* _BRIEF_: Copy every record exactly, and keep the pictures out.

Dataset records on visual material
########

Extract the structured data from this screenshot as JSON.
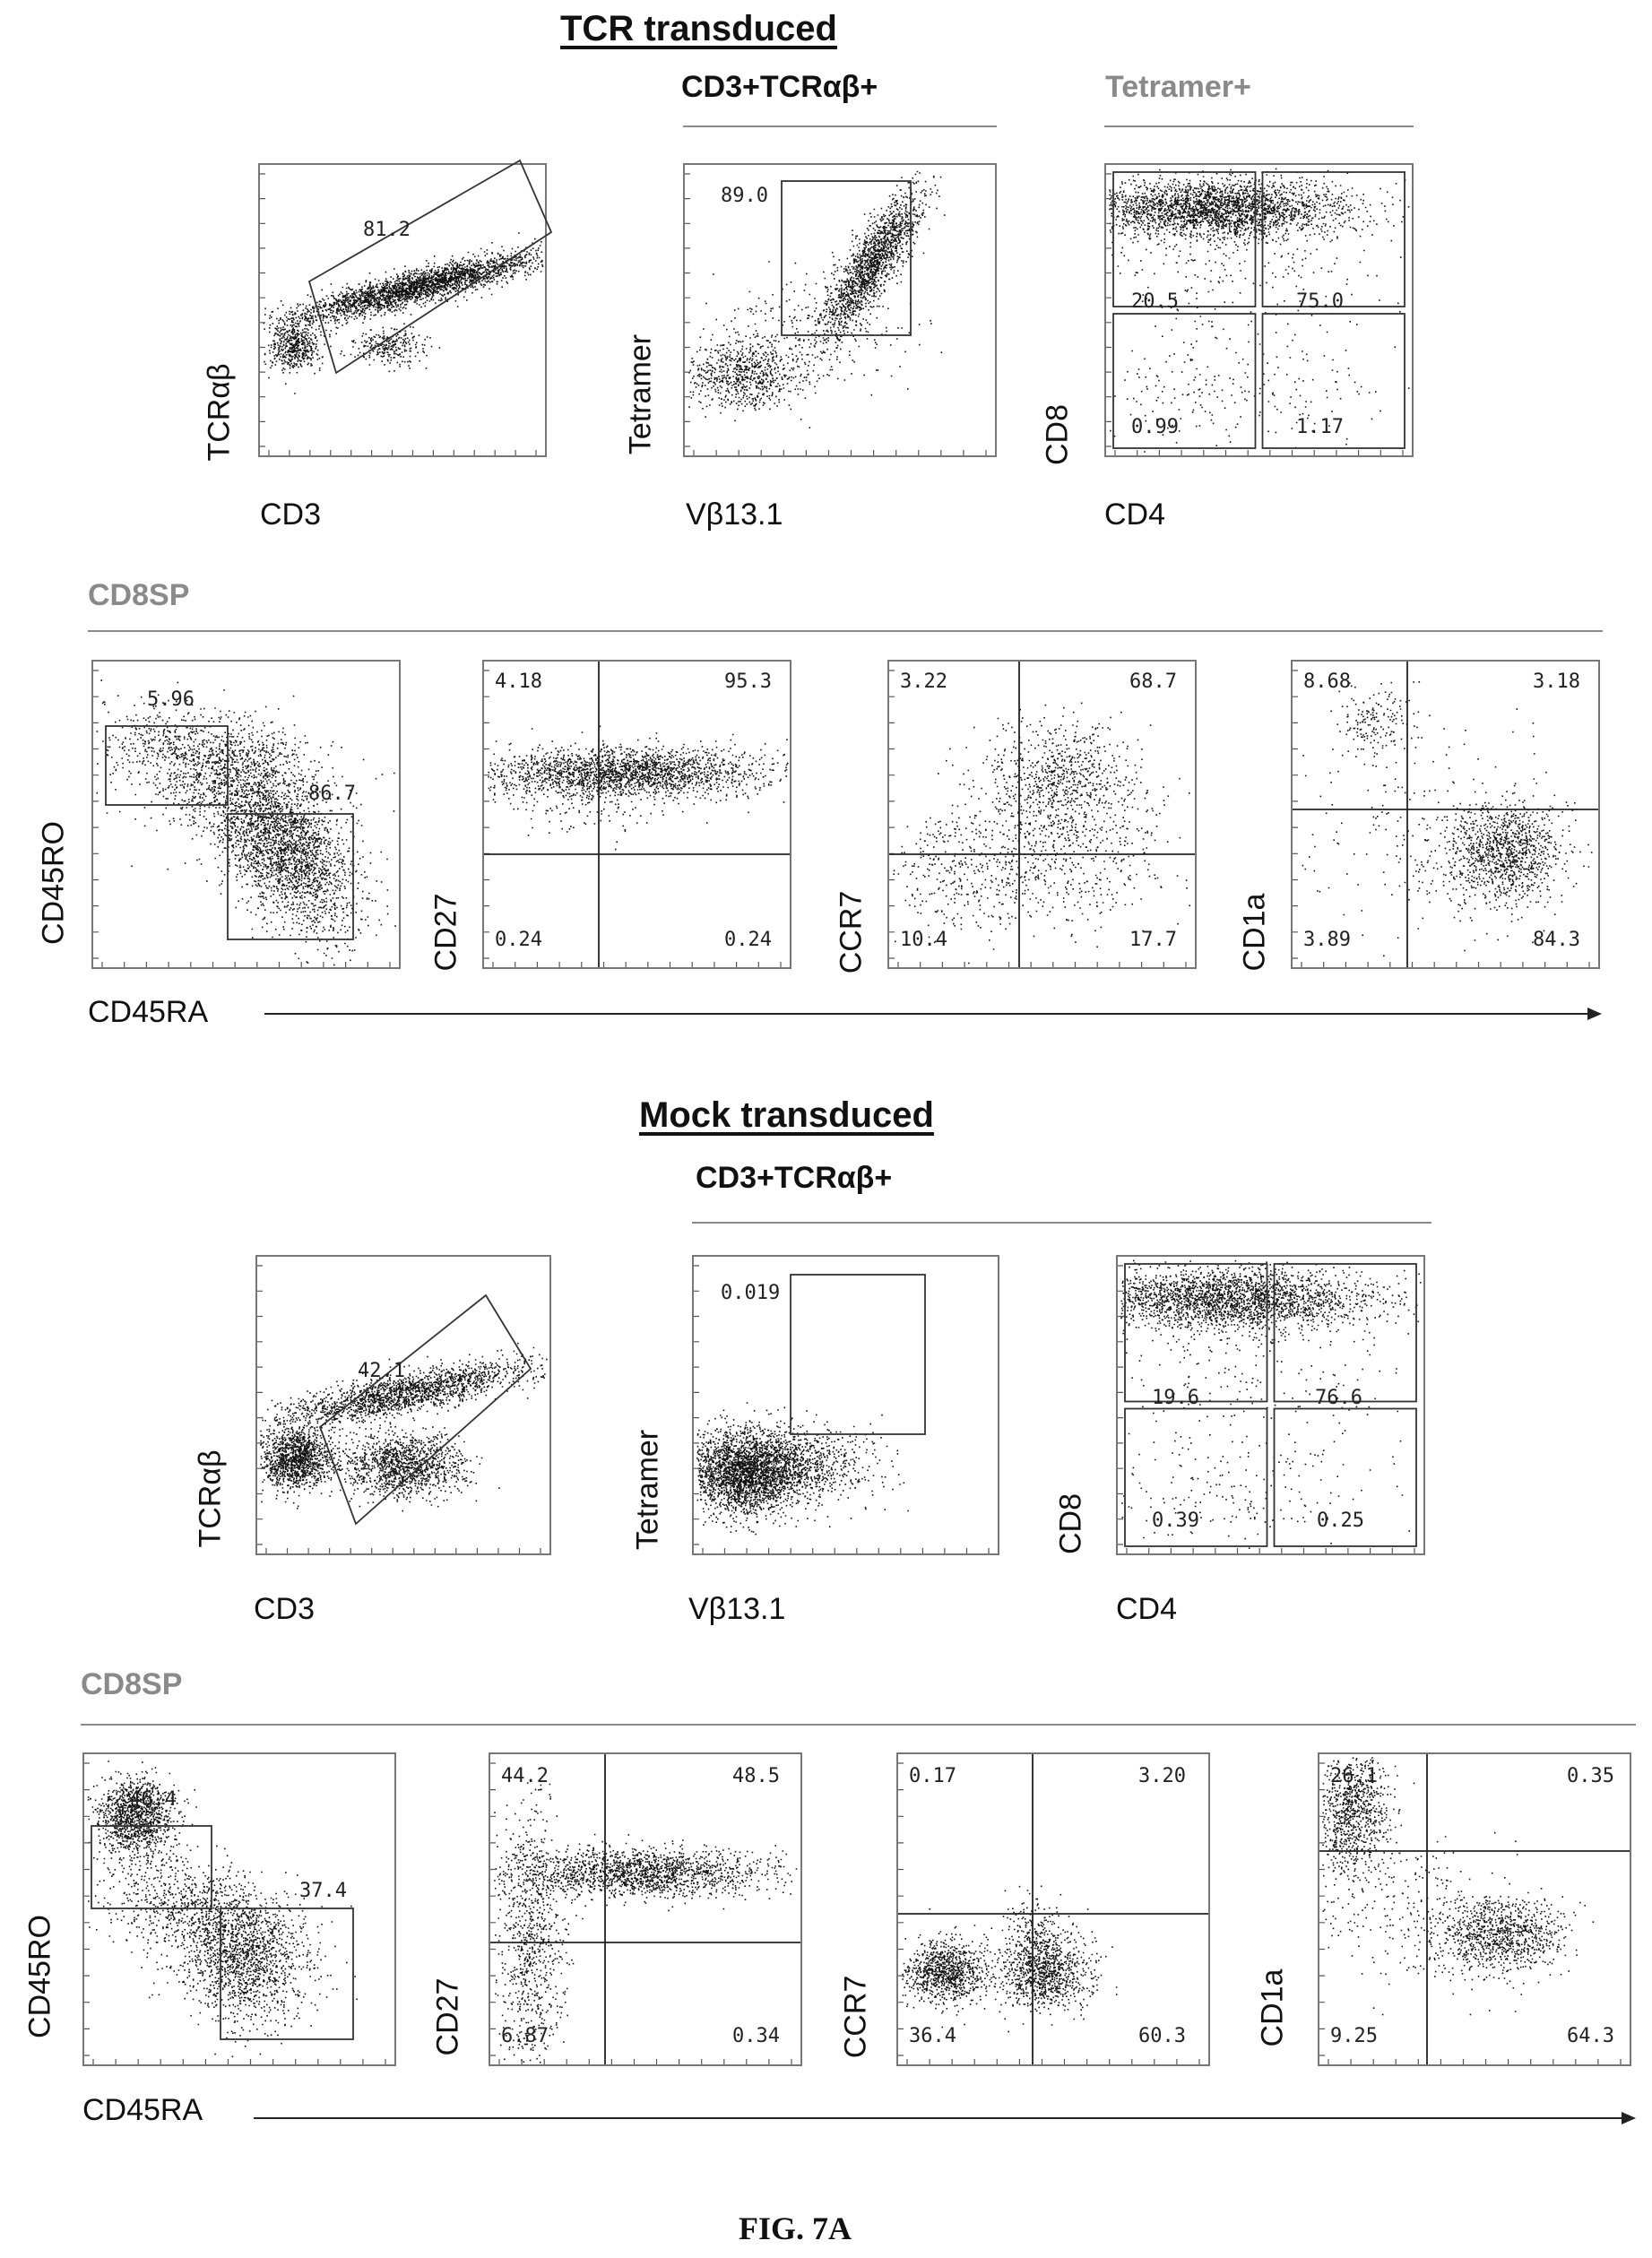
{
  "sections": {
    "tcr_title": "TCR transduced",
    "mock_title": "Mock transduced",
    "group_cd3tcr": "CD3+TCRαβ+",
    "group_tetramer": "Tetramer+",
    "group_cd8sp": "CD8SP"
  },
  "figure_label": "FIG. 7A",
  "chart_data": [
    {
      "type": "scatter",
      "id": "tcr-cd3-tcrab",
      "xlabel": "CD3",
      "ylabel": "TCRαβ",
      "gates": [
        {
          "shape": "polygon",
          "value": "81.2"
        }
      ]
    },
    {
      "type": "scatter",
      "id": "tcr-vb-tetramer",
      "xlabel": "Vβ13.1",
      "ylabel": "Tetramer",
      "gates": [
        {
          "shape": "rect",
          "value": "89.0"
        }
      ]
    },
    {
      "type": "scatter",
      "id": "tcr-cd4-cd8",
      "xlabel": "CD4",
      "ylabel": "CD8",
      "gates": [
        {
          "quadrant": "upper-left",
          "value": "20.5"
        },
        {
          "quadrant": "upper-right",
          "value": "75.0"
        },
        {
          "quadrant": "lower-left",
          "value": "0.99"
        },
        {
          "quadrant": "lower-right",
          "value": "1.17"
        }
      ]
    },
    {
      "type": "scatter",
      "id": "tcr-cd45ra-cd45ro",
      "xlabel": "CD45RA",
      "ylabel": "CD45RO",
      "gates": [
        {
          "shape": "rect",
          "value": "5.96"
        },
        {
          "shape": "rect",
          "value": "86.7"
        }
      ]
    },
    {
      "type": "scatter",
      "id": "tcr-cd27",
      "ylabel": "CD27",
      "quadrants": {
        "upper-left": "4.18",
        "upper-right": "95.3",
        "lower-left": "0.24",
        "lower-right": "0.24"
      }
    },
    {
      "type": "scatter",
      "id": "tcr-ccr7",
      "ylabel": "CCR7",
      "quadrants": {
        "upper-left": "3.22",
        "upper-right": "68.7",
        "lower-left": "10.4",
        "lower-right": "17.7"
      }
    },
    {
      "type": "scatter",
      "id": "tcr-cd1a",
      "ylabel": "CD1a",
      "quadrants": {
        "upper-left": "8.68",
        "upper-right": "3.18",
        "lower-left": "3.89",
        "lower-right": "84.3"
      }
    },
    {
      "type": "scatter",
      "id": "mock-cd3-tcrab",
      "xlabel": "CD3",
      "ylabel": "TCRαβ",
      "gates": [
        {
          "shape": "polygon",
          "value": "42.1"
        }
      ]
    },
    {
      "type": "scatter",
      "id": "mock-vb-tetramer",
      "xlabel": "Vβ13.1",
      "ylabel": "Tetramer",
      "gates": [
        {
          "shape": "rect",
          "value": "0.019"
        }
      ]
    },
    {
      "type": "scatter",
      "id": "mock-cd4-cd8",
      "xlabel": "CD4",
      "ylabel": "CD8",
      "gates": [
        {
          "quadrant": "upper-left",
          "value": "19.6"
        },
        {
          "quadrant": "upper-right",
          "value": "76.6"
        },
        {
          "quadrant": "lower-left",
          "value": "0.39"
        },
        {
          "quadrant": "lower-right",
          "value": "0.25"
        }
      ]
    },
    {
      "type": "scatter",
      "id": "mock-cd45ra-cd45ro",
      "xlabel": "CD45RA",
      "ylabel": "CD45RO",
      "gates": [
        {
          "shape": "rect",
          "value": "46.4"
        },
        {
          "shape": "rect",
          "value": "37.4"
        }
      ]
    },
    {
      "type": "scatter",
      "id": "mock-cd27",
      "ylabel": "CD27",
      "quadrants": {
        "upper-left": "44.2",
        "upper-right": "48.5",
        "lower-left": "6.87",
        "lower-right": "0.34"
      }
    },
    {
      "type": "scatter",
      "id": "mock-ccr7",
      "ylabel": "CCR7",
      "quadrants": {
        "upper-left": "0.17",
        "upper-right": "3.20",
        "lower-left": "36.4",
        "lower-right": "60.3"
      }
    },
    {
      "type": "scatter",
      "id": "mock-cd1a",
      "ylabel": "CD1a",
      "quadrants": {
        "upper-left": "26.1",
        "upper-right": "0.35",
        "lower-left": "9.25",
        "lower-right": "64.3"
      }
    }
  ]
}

########

* _FINISHED ANSWER_:
Extract the structured data from this screenshot as JSON.
{
  "sections": {
    "tcr_title": "TCR transduced",
    "mock_title": "Mock transduced",
    "group_cd3tcr": "CD3+TCRαβ+",
    "group_tetramer": "Tetramer+",
    "group_cd8sp": "CD8SP"
  },
  "figure_label": "FIG. 7A",
  "chart_data": [
    {
      "type": "scatter",
      "id": "tcr-cd3-tcrab",
      "xlabel": "CD3",
      "ylabel": "TCRαβ",
      "gates": [
        {
          "shape": "polygon",
          "value": "81.2"
        }
      ]
    },
    {
      "type": "scatter",
      "id": "tcr-vb-tetramer",
      "xlabel": "Vβ13.1",
      "ylabel": "Tetramer",
      "gates": [
        {
          "shape": "rect",
          "value": "89.0"
        }
      ]
    },
    {
      "type": "scatter",
      "id": "tcr-cd4-cd8",
      "xlabel": "CD4",
      "ylabel": "CD8",
      "gates": [
        {
          "quadrant": "upper-left",
          "value": "20.5"
        },
        {
          "quadrant": "upper-right",
          "value": "75.0"
        },
        {
          "quadrant": "lower-left",
          "value": "0.99"
        },
        {
          "quadrant": "lower-right",
          "value": "1.17"
        }
      ]
    },
    {
      "type": "scatter",
      "id": "tcr-cd45ra-cd45ro",
      "xlabel": "CD45RA",
      "ylabel": "CD45RO",
      "gates": [
        {
          "shape": "rect",
          "value": "5.96"
        },
        {
          "shape": "rect",
          "value": "86.7"
        }
      ]
    },
    {
      "type": "scatter",
      "id": "tcr-cd27",
      "ylabel": "CD27",
      "quadrants": {
        "upper-left": "4.18",
        "upper-right": "95.3",
        "lower-left": "0.24",
        "lower-right": "0.24"
      }
    },
    {
      "type": "scatter",
      "id": "tcr-ccr7",
      "ylabel": "CCR7",
      "quadrants": {
        "upper-left": "3.22",
        "upper-right": "68.7",
        "lower-left": "10.4",
        "lower-right": "17.7"
      }
    },
    {
      "type": "scatter",
      "id": "tcr-cd1a",
      "ylabel": "CD1a",
      "quadrants": {
        "upper-left": "8.68",
        "upper-right": "3.18",
        "lower-left": "3.89",
        "lower-right": "84.3"
      }
    },
    {
      "type": "scatter",
      "id": "mock-cd3-tcrab",
      "xlabel": "CD3",
      "ylabel": "TCRαβ",
      "gates": [
        {
          "shape": "polygon",
          "value": "42.1"
        }
      ]
    },
    {
      "type": "scatter",
      "id": "mock-vb-tetramer",
      "xlabel": "Vβ13.1",
      "ylabel": "Tetramer",
      "gates": [
        {
          "shape": "rect",
          "value": "0.019"
        }
      ]
    },
    {
      "type": "scatter",
      "id": "mock-cd4-cd8",
      "xlabel": "CD4",
      "ylabel": "CD8",
      "gates": [
        {
          "quadrant": "upper-left",
          "value": "19.6"
        },
        {
          "quadrant": "upper-right",
          "value": "76.6"
        },
        {
          "quadrant": "lower-left",
          "value": "0.39"
        },
        {
          "quadrant": "lower-right",
          "value": "0.25"
        }
      ]
    },
    {
      "type": "scatter",
      "id": "mock-cd45ra-cd45ro",
      "xlabel": "CD45RA",
      "ylabel": "CD45RO",
      "gates": [
        {
          "shape": "rect",
          "value": "46.4"
        },
        {
          "shape": "rect",
          "value": "37.4"
        }
      ]
    },
    {
      "type": "scatter",
      "id": "mock-cd27",
      "ylabel": "CD27",
      "quadrants": {
        "upper-left": "44.2",
        "upper-right": "48.5",
        "lower-left": "6.87",
        "lower-right": "0.34"
      }
    },
    {
      "type": "scatter",
      "id": "mock-ccr7",
      "ylabel": "CCR7",
      "quadrants": {
        "upper-left": "0.17",
        "upper-right": "3.20",
        "lower-left": "36.4",
        "lower-right": "60.3"
      }
    },
    {
      "type": "scatter",
      "id": "mock-cd1a",
      "ylabel": "CD1a",
      "quadrants": {
        "upper-left": "26.1",
        "upper-right": "0.35",
        "lower-left": "9.25",
        "lower-right": "64.3"
      }
    }
  ]
}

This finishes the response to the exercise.